# START OF RECORDS PROVIDED

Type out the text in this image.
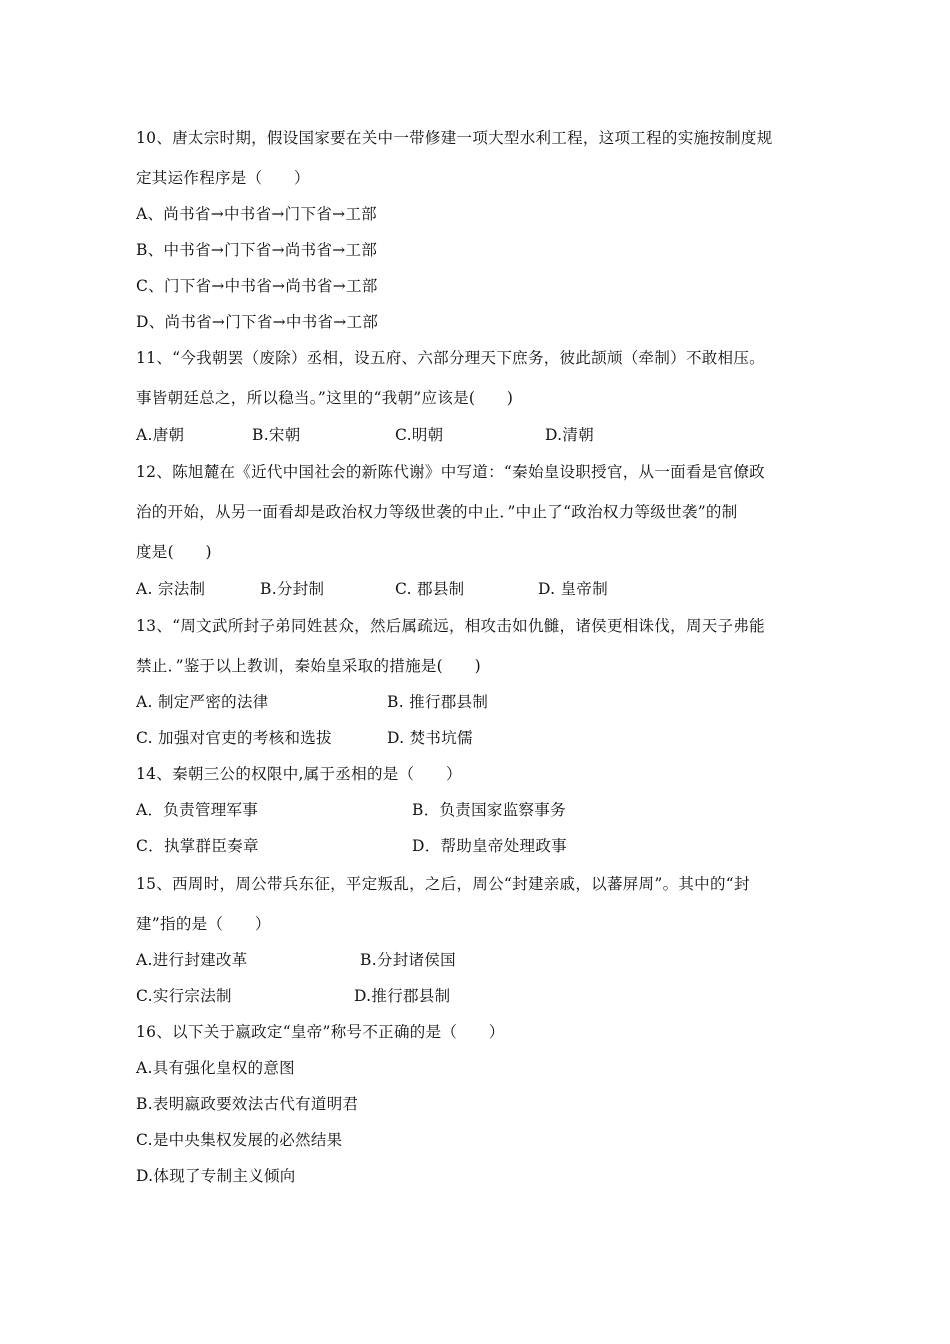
10、唐太宗时期，假设国家要在关中一带修建一项大型水利工程，这项工程的实施按制度规
定其运作程序是（　　）
A、尚书省→中书省→门下省→工部
B、中书省→门下省→尚书省→工部
C、门下省→中书省→尚书省→工部
D、尚书省→门下省→中书省→工部
11、“今我朝罢（废除）丞相，设五府、六部分理天下庶务，彼此颉颃（牵制）不敢相压。
事皆朝廷总之，所以稳当。”这里的“我朝”应该是(　　)
A.唐朝	B.宋朝	C.明朝	D.清朝
12、陈旭麓在《近代中国社会的新陈代谢》中写道：“秦始皇设职授官，从一面看是官僚政
治的开始，从另一面看却是政治权力等级世袭的中止．”中止了“政治权力等级世袭”的制
度是(　　)
A. 宗法制	B.分封制	C. 郡县制	D. 皇帝制
13、“周文武所封子弟同姓甚众，然后属疏远，相攻击如仇雠，诸侯更相诛伐，周天子弗能
禁止．”鉴于以上教训，秦始皇采取的措施是(　　)
A. 制定严密的法律	B. 推行郡县制
C. 加强对官吏的考核和选拔	D. 焚书坑儒
14、秦朝三公的权限中,属于丞相的是（　　）
A．负责管理军事	B．负责国家监察事务
C．执掌群臣奏章	D．帮助皇帝处理政事
15、西周时，周公带兵东征，平定叛乱，之后，周公“封建亲戚，以蕃屏周”。其中的“封
建”指的是（　　）
A.进行封建改革	B.分封诸侯国
C.实行宗法制	D.推行郡县制
16、以下关于嬴政定“皇帝”称号不正确的是（　　）
A.具有强化皇权的意图
B.表明嬴政要效法古代有道明君
C.是中央集权发展的必然结果
D.体现了专制主义倾向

# END OF RECORDS PROVIDED

*CHALLENGE:*
Give the data again exactly as written, with all pictures left out.

*RESPONSE TO THIS TASK:*
Type out the text in this image.
10、唐太宗时期，假设国家要在关中一带修建一项大型水利工程，这项工程的实施按制度规
定其运作程序是（　　）
A、尚书省→中书省→门下省→工部
B、中书省→门下省→尚书省→工部
C、门下省→中书省→尚书省→工部
D、尚书省→门下省→中书省→工部
11、“今我朝罢（废除）丞相，设五府、六部分理天下庶务，彼此颉颃（牵制）不敢相压。
事皆朝廷总之，所以稳当。”这里的“我朝”应该是(　　)
A.唐朝	B.宋朝	C.明朝	D.清朝
12、陈旭麓在《近代中国社会的新陈代谢》中写道：“秦始皇设职授官，从一面看是官僚政
治的开始，从另一面看却是政治权力等级世袭的中止．”中止了“政治权力等级世袭”的制
度是(　　)
A. 宗法制	B.分封制	C. 郡县制	D. 皇帝制
13、“周文武所封子弟同姓甚众，然后属疏远，相攻击如仇雠，诸侯更相诛伐，周天子弗能
禁止．”鉴于以上教训，秦始皇采取的措施是(　　)
A. 制定严密的法律	B. 推行郡县制
C. 加强对官吏的考核和选拔	D. 焚书坑儒
14、秦朝三公的权限中,属于丞相的是（　　）
A．负责管理军事	B．负责国家监察事务
C．执掌群臣奏章	D．帮助皇帝处理政事
15、西周时，周公带兵东征，平定叛乱，之后，周公“封建亲戚，以蕃屏周”。其中的“封
建”指的是（　　）
A.进行封建改革	B.分封诸侯国
C.实行宗法制	D.推行郡县制
16、以下关于嬴政定“皇帝”称号不正确的是（　　）
A.具有强化皇权的意图
B.表明嬴政要效法古代有道明君
C.是中央集权发展的必然结果
D.体现了专制主义倾向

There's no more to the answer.